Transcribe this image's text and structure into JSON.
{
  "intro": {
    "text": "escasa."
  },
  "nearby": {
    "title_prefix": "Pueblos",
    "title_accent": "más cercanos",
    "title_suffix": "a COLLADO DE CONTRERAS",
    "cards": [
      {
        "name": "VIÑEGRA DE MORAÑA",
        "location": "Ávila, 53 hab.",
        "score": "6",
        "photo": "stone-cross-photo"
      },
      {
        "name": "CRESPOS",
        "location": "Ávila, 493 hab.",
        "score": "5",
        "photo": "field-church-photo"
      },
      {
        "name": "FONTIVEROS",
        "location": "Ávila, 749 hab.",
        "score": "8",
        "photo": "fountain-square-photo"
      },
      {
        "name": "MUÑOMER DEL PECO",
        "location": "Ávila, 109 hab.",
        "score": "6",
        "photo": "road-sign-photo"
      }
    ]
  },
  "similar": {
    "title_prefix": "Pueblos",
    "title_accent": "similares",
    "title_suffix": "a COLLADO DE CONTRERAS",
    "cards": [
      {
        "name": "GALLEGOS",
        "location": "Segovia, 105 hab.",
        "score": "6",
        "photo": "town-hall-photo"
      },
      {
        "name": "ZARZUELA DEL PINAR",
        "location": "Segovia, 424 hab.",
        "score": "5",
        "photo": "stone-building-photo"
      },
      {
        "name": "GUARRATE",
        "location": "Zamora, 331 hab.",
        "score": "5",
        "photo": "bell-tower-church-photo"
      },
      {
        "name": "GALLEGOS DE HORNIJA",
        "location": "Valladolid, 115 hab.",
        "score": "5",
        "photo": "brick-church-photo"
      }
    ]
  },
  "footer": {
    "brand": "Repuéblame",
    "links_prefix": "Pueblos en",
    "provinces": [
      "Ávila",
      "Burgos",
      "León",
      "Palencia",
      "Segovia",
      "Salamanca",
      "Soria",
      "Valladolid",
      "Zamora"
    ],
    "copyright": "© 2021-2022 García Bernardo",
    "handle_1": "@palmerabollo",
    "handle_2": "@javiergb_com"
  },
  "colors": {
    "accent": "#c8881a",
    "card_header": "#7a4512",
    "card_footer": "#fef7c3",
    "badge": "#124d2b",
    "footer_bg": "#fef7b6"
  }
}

==================================================

- _TASK BRIEF_
Your task is to repeat each line of the material exactly.

- _SOLVED PROBLEM_
Transcribe this image's text and structure into JSON.
{
  "intro": {
    "text": "escasa."
  },
  "nearby": {
    "title_prefix": "Pueblos",
    "title_accent": "más cercanos",
    "title_suffix": "a COLLADO DE CONTRERAS",
    "cards": [
      {
        "name": "VIÑEGRA DE MORAÑA",
        "location": "Ávila, 53 hab.",
        "score": "6",
        "photo": "stone-cross-photo"
      },
      {
        "name": "CRESPOS",
        "location": "Ávila, 493 hab.",
        "score": "5",
        "photo": "field-church-photo"
      },
      {
        "name": "FONTIVEROS",
        "location": "Ávila, 749 hab.",
        "score": "8",
        "photo": "fountain-square-photo"
      },
      {
        "name": "MUÑOMER DEL PECO",
        "location": "Ávila, 109 hab.",
        "score": "6",
        "photo": "road-sign-photo"
      }
    ]
  },
  "similar": {
    "title_prefix": "Pueblos",
    "title_accent": "similares",
    "title_suffix": "a COLLADO DE CONTRERAS",
    "cards": [
      {
        "name": "GALLEGOS",
        "location": "Segovia, 105 hab.",
        "score": "6",
        "photo": "town-hall-photo"
      },
      {
        "name": "ZARZUELA DEL PINAR",
        "location": "Segovia, 424 hab.",
        "score": "5",
        "photo": "stone-building-photo"
      },
      {
        "name": "GUARRATE",
        "location": "Zamora, 331 hab.",
        "score": "5",
        "photo": "bell-tower-church-photo"
      },
      {
        "name": "GALLEGOS DE HORNIJA",
        "location": "Valladolid, 115 hab.",
        "score": "5",
        "photo": "brick-church-photo"
      }
    ]
  },
  "footer": {
    "brand": "Repuéblame",
    "links_prefix": "Pueblos en",
    "provinces": [
      "Ávila",
      "Burgos",
      "León",
      "Palencia",
      "Segovia",
      "Salamanca",
      "Soria",
      "Valladolid",
      "Zamora"
    ],
    "copyright": "© 2021-2022 García Bernardo",
    "handle_1": "@palmerabollo",
    "handle_2": "@javiergb_com"
  },
  "colors": {
    "accent": "#c8881a",
    "card_header": "#7a4512",
    "card_footer": "#fef7c3",
    "badge": "#124d2b",
    "footer_bg": "#fef7b6"
  }
}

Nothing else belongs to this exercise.